**Task prompt:** All of the data should be repeated exactly; pictures are not part of the copy.

**Data provided:**
=-=-=-=-=
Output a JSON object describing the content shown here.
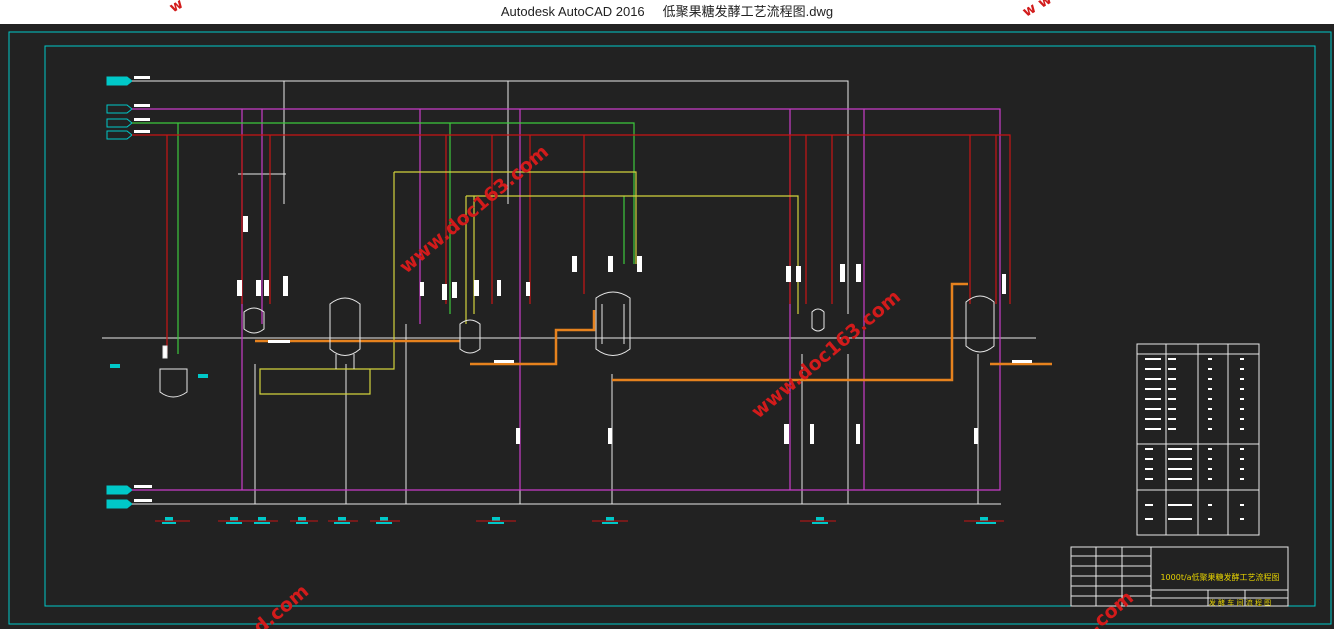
{
  "window": {
    "app_name": "Autodesk AutoCAD 2016",
    "document_name": "低聚果糖发酵工艺流程图.dwg"
  },
  "watermarks": {
    "top_left": "w",
    "top_right": "w w",
    "center_upper": "www.doc163.com",
    "center_right": "www.doc163.com",
    "bottom_left": "d.com",
    "bottom_right": ".com"
  },
  "drawing": {
    "title_block_heading": "1000t/a低聚果糖发酵工艺流程图",
    "title_block_sub": "发 酵 车 间 流 程 图"
  },
  "colors": {
    "background": "#222222",
    "frame": "#00c8c8",
    "pipe_red": "#c81414",
    "pipe_magenta": "#c83cc8",
    "pipe_green": "#3cc83c",
    "pipe_yellow": "#d2d23c",
    "pipe_white": "#e8e8e8",
    "pipe_orange": "#e6821e",
    "watermark": "#d21b1b"
  }
}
=-=-=-=-=
**Response:**
Output a JSON object describing the content shown here.
{
  "window": {
    "app_name": "Autodesk AutoCAD 2016",
    "document_name": "低聚果糖发酵工艺流程图.dwg"
  },
  "watermarks": {
    "top_left": "w",
    "top_right": "w w",
    "center_upper": "www.doc163.com",
    "center_right": "www.doc163.com",
    "bottom_left": "d.com",
    "bottom_right": ".com"
  },
  "drawing": {
    "title_block_heading": "1000t/a低聚果糖发酵工艺流程图",
    "title_block_sub": "发 酵 车 间 流 程 图"
  },
  "colors": {
    "background": "#222222",
    "frame": "#00c8c8",
    "pipe_red": "#c81414",
    "pipe_magenta": "#c83cc8",
    "pipe_green": "#3cc83c",
    "pipe_yellow": "#d2d23c",
    "pipe_white": "#e8e8e8",
    "pipe_orange": "#e6821e",
    "watermark": "#d21b1b"
  }
}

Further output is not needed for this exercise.